◆ Data entries
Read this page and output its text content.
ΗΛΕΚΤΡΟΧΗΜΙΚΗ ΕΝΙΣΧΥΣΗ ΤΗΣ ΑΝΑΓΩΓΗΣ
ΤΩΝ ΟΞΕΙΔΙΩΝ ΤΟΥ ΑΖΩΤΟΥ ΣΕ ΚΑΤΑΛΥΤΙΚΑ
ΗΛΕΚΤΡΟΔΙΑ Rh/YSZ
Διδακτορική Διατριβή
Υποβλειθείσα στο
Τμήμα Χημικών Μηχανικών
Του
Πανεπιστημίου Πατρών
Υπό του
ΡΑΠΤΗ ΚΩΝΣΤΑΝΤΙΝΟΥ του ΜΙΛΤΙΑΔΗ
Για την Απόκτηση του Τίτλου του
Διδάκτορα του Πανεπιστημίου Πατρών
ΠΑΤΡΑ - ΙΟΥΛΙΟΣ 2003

◆ Goal
Write out the whole listing exactly.

◆ Correct answer
Read this page and output its text content.
ΗΛΕΚΤΡΟΧΗΜΙΚΗ ΕΝΙΣΧΥΣΗ ΤΗΣ ΑΝΑΓΩΓΗΣ
ΤΩΝ ΟΞΕΙΔΙΩΝ ΤΟΥ ΑΖΩΤΟΥ ΣΕ ΚΑΤΑΛΥΤΙΚΑ
ΗΛΕΚΤΡΟΔΙΑ Rh/YSZ
Διδακτορική Διατριβή
Υποβλειθείσα στο
Τμήμα Χημικών Μηχανικών
Του
Πανεπιστημίου Πατρών
Υπό του
ΡΑΠΤΗ ΚΩΝΣΤΑΝΤΙΝΟΥ του ΜΙΛΤΙΑΔΗ
Για την Απόκτηση του Τίτλου του
Διδάκτορα του Πανεπιστημίου Πατρών
ΠΑΤΡΑ - ΙΟΥΛΙΟΣ 2003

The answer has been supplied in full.